» **Exercise**
Tally the lines in the following entries that include the word "label"; state only the total.

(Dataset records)
● ● ● ● ●

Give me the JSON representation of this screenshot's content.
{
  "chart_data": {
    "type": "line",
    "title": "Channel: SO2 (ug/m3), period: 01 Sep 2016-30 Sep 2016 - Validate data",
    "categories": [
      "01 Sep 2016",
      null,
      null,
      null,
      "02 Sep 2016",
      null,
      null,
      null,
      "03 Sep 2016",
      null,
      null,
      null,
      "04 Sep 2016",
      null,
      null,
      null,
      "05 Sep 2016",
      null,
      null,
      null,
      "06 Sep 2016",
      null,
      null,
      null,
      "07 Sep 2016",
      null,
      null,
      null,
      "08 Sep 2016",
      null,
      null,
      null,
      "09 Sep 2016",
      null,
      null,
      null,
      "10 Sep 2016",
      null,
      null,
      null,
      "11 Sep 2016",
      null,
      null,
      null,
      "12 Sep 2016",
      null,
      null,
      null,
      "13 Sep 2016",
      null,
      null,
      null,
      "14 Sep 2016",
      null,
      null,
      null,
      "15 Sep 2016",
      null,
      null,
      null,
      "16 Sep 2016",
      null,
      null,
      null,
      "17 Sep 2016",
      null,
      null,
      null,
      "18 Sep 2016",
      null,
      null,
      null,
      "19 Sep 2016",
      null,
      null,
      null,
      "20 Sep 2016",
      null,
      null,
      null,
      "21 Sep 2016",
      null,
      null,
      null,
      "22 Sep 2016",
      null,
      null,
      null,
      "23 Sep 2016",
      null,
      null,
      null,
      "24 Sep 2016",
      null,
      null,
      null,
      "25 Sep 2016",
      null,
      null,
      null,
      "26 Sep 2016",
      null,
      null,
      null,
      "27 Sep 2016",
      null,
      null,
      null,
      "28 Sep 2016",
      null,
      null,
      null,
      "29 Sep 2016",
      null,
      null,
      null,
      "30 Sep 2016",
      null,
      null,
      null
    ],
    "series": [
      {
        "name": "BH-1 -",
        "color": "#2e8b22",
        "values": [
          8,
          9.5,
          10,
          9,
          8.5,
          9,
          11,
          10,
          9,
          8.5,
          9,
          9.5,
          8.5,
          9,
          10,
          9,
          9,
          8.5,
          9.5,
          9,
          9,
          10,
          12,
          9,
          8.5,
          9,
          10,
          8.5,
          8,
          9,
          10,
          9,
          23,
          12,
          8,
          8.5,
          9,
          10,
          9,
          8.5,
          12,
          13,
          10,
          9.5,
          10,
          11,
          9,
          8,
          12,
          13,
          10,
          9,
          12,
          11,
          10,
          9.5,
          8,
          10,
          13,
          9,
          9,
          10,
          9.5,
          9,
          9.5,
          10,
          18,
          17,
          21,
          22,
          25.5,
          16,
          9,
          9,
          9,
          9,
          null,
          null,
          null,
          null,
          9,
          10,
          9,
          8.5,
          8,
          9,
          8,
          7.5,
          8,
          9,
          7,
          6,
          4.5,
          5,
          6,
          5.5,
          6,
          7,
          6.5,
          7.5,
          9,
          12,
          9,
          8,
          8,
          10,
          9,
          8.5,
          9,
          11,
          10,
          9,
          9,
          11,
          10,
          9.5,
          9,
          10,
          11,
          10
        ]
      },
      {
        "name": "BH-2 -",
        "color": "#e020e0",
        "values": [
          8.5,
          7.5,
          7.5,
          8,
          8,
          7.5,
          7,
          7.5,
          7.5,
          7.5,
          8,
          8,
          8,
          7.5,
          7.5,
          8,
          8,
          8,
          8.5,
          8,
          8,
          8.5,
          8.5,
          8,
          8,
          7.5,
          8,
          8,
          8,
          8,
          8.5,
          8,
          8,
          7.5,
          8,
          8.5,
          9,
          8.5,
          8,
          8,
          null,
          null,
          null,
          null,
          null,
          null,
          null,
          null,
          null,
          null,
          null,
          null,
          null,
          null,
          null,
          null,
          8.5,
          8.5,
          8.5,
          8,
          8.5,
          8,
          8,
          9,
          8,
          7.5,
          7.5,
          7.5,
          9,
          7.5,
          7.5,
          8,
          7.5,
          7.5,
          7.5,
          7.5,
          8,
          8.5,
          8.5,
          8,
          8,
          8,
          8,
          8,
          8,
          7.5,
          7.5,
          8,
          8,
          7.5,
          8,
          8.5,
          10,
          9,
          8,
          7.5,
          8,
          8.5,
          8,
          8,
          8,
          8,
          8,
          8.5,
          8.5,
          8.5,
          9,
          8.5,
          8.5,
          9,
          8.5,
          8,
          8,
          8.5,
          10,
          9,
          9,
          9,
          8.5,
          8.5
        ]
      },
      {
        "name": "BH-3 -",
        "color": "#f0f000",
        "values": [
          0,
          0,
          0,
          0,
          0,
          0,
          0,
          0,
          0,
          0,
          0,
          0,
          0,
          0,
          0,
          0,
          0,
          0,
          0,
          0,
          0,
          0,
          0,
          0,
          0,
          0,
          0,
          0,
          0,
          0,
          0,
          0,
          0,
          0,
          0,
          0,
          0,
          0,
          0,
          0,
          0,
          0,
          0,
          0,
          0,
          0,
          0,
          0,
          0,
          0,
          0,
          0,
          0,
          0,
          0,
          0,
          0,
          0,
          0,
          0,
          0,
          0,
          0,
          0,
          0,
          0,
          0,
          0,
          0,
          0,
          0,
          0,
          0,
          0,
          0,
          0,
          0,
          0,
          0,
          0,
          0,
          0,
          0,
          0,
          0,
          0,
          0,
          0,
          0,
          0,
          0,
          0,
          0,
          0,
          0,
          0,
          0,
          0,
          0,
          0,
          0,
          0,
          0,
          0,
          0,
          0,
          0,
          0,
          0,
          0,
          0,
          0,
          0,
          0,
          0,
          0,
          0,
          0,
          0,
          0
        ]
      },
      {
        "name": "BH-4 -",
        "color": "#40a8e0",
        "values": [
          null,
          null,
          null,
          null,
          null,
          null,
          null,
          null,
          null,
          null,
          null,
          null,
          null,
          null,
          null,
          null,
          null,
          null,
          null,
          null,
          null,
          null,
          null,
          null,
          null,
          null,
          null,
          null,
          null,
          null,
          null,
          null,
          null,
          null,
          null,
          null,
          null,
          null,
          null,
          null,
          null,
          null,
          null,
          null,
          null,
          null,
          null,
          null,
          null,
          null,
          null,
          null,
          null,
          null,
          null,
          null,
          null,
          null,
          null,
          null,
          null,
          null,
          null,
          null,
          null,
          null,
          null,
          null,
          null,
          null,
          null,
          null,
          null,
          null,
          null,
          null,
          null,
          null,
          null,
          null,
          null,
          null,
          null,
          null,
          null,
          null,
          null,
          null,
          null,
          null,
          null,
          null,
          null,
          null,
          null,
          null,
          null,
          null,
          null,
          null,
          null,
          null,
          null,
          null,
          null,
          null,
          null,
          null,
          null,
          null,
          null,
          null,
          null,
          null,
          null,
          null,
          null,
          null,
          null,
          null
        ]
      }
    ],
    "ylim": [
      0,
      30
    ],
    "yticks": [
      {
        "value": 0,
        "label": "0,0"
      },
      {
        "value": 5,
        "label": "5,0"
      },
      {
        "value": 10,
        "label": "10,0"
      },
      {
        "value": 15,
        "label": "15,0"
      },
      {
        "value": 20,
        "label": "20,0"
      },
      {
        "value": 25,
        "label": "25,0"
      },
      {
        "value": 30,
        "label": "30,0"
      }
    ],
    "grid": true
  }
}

● ● ● ● ●

» **Full response**
7